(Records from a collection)

►

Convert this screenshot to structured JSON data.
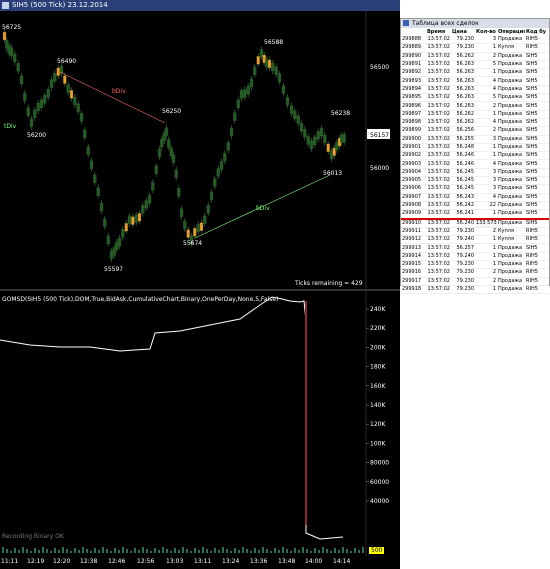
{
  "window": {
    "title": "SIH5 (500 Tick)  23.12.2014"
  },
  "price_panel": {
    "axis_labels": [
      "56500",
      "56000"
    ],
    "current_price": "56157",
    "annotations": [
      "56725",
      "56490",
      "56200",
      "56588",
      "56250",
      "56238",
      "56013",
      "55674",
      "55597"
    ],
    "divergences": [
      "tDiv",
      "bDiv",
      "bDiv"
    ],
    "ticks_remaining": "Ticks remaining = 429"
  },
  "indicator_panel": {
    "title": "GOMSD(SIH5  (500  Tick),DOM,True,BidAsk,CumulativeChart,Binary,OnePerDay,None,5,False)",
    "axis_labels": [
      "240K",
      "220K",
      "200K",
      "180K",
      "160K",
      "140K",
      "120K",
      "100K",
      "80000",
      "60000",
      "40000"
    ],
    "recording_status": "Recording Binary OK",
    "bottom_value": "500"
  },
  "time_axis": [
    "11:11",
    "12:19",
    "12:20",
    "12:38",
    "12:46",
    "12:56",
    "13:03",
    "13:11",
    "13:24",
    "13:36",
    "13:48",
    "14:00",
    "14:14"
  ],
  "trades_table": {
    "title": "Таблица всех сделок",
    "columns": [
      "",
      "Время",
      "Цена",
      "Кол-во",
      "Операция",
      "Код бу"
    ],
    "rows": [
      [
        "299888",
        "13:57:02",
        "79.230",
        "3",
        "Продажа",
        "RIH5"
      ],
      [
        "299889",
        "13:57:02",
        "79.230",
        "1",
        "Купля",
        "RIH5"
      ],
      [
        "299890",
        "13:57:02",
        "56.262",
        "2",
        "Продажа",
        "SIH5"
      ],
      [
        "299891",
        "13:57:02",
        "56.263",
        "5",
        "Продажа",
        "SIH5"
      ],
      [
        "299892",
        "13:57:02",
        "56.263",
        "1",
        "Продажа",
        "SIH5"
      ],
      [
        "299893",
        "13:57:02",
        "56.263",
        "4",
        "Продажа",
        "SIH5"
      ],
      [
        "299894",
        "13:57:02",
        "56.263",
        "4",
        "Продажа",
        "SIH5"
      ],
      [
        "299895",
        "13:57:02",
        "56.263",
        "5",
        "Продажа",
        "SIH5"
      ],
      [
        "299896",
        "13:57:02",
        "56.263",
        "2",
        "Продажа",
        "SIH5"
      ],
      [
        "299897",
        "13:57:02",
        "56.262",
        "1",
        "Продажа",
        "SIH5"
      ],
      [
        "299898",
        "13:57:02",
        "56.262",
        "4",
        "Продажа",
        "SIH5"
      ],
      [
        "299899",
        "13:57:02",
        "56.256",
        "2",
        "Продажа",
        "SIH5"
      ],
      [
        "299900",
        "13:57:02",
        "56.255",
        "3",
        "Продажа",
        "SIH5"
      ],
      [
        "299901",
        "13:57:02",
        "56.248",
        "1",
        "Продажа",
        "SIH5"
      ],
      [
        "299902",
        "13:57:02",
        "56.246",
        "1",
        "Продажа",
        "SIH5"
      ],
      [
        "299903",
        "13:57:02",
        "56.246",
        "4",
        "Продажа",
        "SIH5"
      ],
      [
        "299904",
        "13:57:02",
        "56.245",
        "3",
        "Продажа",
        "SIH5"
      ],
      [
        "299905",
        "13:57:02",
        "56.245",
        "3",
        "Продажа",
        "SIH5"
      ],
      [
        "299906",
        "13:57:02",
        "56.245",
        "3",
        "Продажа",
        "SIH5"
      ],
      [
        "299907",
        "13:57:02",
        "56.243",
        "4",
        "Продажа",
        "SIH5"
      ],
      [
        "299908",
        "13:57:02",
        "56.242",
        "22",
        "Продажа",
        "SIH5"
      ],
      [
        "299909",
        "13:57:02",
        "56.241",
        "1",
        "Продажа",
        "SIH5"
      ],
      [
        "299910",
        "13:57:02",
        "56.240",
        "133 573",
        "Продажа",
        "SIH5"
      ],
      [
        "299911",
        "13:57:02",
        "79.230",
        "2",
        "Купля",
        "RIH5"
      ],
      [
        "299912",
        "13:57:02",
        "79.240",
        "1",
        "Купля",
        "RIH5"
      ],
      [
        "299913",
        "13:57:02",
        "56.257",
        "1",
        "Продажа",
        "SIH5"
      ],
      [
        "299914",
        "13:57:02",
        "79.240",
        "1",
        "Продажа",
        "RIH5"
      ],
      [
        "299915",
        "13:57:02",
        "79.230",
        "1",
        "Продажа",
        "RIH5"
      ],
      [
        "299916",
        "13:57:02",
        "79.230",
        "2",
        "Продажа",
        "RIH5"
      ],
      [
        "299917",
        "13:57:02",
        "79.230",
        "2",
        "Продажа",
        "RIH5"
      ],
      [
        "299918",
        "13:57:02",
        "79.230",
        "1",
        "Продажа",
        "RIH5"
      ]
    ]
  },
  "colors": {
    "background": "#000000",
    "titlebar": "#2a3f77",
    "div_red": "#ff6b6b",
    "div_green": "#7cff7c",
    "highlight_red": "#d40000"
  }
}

◄
►

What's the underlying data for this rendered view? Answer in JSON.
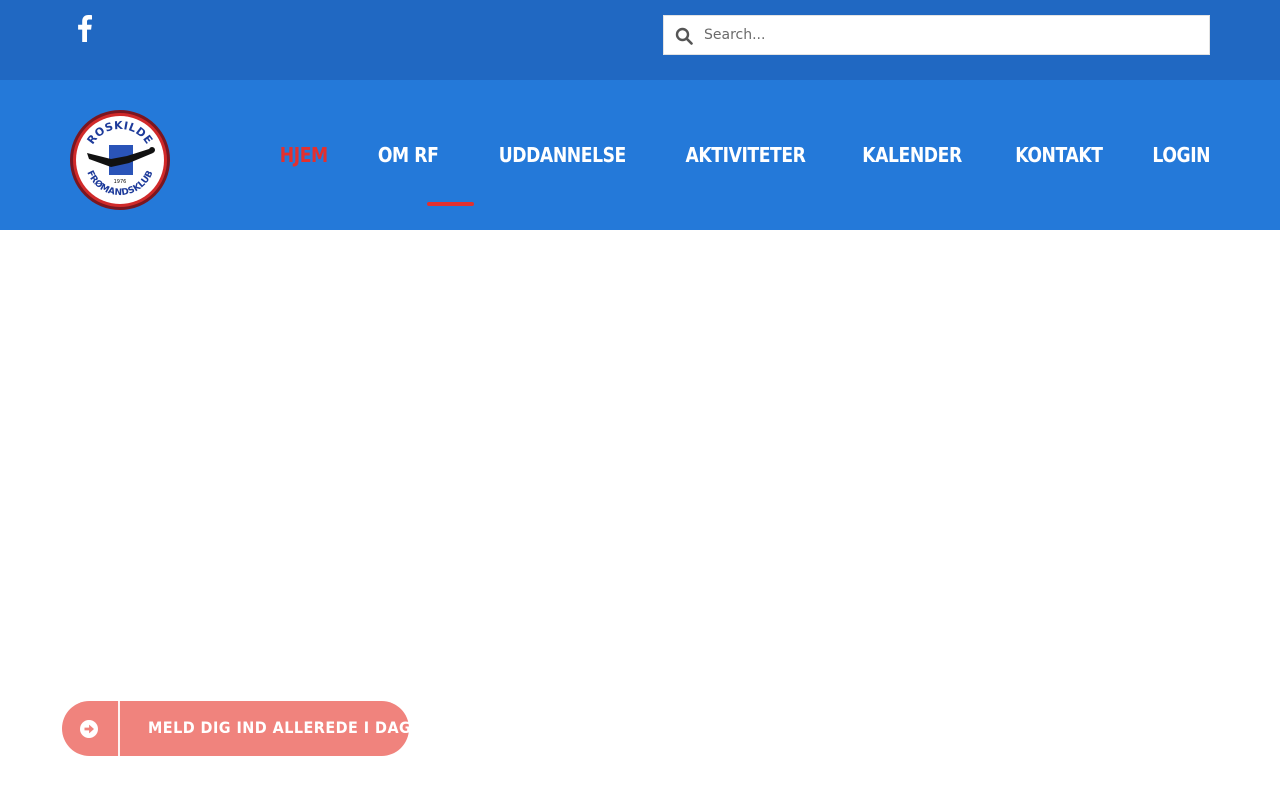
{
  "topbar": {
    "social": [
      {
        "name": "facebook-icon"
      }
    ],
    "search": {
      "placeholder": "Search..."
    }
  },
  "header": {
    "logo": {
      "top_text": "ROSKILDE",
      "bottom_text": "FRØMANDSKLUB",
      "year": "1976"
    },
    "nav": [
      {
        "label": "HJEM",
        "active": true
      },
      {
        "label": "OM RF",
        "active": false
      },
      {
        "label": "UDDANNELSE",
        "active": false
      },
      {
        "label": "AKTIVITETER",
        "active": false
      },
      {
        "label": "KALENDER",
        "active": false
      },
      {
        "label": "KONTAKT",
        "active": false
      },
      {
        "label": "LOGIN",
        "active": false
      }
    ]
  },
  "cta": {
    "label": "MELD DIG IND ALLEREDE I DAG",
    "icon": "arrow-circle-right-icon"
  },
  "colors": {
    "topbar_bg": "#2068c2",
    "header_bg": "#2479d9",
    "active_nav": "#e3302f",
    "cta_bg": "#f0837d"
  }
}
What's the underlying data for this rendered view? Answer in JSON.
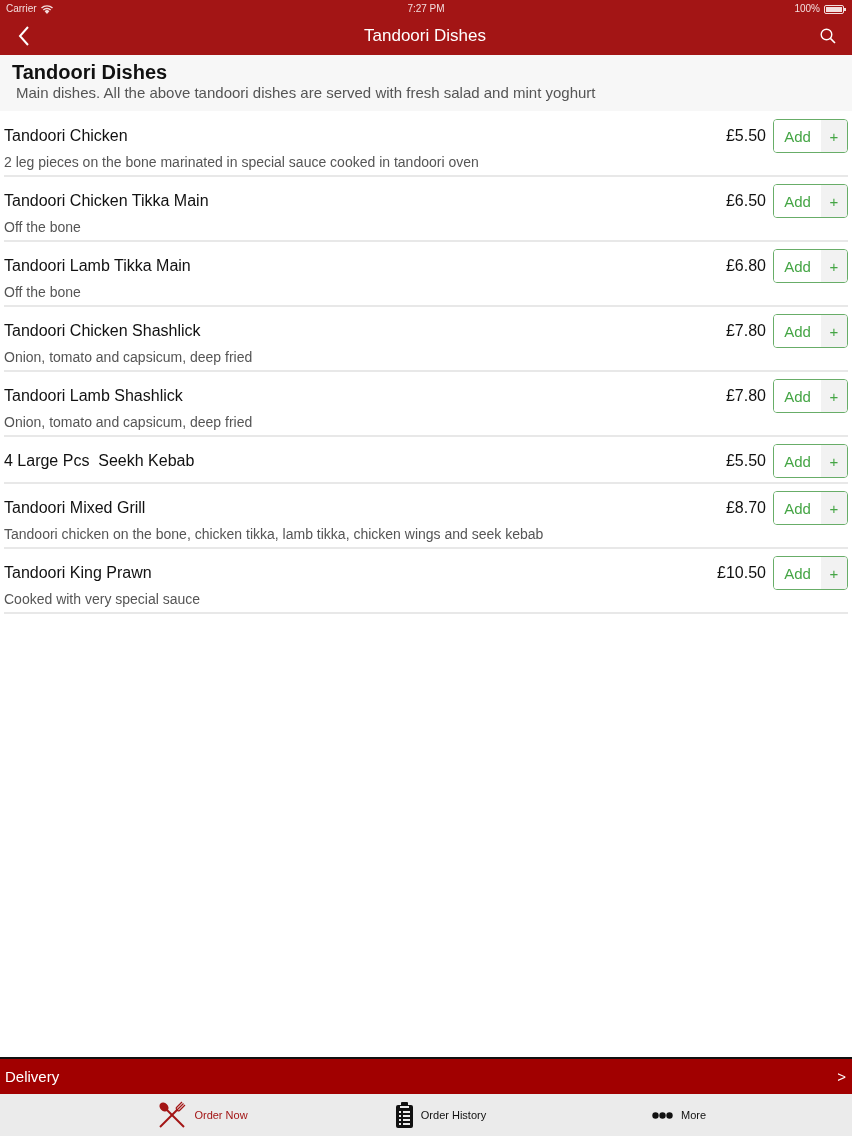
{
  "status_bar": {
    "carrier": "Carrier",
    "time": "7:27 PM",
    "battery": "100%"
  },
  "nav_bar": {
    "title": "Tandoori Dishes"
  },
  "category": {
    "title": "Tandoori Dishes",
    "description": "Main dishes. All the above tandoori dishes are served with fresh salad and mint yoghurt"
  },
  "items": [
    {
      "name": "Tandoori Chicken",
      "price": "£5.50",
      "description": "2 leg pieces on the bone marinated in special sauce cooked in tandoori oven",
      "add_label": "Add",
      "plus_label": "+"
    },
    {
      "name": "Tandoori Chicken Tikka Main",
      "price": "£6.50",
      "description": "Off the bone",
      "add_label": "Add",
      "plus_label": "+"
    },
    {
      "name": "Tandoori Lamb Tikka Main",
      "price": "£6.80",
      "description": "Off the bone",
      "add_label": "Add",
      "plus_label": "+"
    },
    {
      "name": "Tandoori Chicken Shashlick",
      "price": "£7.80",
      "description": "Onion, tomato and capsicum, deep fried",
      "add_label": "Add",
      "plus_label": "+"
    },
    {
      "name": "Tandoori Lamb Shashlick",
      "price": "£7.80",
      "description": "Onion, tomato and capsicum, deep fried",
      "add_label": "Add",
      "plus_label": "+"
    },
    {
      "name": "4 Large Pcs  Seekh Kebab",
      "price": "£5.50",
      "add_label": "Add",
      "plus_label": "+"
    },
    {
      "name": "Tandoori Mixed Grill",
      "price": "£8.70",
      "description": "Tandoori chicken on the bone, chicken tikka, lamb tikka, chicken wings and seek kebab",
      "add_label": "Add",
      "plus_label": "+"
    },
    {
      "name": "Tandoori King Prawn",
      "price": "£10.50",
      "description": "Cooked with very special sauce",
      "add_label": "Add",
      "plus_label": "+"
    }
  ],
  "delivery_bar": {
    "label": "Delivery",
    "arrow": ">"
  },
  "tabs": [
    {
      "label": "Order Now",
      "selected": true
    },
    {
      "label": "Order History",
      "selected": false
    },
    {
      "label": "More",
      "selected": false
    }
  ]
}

◄
►

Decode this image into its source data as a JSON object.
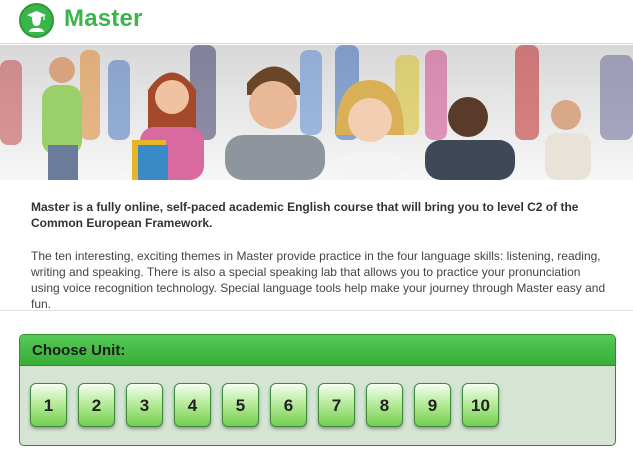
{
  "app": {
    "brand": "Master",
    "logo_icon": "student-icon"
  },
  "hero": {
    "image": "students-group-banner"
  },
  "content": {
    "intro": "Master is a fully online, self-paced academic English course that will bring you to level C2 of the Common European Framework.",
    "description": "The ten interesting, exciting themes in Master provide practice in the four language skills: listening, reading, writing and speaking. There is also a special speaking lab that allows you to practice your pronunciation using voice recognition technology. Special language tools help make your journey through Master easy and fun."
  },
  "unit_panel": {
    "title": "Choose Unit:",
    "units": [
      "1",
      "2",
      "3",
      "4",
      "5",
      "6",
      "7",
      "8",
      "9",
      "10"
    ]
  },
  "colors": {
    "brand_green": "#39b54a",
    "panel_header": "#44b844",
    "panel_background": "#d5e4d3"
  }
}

◄

**INSTRUCTIONS TO FOLLOW:** Locate and copy each line in the data above that includes the word "Shashlick".

**TASK ANSWER:**
      "name": "Tandoori Chicken Shashlick",
      "name": "Tandoori Lamb Shashlick",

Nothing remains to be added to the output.